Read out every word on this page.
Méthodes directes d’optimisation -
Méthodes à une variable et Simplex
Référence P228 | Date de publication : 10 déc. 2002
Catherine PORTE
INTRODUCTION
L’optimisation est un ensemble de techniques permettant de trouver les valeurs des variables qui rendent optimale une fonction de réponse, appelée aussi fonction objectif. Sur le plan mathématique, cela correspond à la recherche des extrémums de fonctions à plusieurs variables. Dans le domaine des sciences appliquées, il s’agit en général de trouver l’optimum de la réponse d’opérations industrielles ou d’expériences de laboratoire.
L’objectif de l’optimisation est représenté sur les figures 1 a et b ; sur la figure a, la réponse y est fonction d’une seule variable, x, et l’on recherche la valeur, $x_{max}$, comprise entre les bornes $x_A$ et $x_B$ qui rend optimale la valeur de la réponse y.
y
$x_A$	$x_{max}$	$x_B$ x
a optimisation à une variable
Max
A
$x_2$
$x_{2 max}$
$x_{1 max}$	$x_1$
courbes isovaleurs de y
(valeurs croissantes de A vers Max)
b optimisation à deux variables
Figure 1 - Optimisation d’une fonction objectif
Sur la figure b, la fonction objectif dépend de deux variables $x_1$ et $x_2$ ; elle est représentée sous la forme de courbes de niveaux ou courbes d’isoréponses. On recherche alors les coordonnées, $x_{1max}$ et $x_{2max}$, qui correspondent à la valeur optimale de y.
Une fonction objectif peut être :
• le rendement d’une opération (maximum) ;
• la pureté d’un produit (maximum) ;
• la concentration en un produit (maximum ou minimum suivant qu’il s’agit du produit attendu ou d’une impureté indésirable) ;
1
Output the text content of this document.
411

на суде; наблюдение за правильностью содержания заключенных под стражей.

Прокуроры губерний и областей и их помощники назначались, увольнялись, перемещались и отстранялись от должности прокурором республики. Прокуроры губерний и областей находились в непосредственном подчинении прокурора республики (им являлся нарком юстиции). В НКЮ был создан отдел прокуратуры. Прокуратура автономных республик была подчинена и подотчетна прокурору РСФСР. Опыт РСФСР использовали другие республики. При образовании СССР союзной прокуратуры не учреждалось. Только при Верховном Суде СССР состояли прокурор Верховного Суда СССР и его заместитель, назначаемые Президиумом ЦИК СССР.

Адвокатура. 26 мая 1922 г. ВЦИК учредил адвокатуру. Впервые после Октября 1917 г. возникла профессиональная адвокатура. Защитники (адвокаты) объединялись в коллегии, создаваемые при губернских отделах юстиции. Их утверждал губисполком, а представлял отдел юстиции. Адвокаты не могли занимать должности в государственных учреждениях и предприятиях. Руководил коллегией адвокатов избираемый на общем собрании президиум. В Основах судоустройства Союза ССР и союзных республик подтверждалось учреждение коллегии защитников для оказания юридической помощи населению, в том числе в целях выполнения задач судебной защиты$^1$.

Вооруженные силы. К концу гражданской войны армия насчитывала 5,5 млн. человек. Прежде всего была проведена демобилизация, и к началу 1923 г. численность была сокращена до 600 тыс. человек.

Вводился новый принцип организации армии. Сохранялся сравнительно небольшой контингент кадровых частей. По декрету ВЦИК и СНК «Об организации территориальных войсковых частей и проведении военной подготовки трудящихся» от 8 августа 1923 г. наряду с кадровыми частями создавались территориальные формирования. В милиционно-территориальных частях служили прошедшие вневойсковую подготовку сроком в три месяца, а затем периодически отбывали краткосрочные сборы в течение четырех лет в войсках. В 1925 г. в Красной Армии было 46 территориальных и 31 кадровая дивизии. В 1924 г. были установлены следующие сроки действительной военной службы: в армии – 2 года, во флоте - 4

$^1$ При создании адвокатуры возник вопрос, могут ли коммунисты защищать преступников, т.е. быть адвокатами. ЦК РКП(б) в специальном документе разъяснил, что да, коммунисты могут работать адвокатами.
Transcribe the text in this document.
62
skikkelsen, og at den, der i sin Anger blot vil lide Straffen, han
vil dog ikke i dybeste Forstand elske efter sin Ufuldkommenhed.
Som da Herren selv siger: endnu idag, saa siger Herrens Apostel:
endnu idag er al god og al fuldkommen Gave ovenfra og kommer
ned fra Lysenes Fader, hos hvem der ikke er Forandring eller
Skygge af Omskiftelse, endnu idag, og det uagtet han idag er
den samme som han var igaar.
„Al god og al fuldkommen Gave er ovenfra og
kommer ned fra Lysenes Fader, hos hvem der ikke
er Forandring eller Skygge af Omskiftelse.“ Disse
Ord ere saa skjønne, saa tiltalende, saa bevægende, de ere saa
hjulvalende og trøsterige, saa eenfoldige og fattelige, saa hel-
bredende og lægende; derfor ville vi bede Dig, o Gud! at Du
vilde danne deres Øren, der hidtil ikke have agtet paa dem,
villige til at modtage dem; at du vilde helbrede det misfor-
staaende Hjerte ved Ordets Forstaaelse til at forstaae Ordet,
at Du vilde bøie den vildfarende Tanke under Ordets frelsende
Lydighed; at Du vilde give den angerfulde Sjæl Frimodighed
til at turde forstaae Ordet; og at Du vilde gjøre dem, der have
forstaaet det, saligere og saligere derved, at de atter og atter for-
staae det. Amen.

┄┄┄┄┄┄┄┄┄┄┄┄┄┄┄┄┄┄┄┄

* [TO BE DONE]
Of the lines in the material, how many hold the word "idag"? Reply with the number only.

* [ANSWER TO THE TASK]
3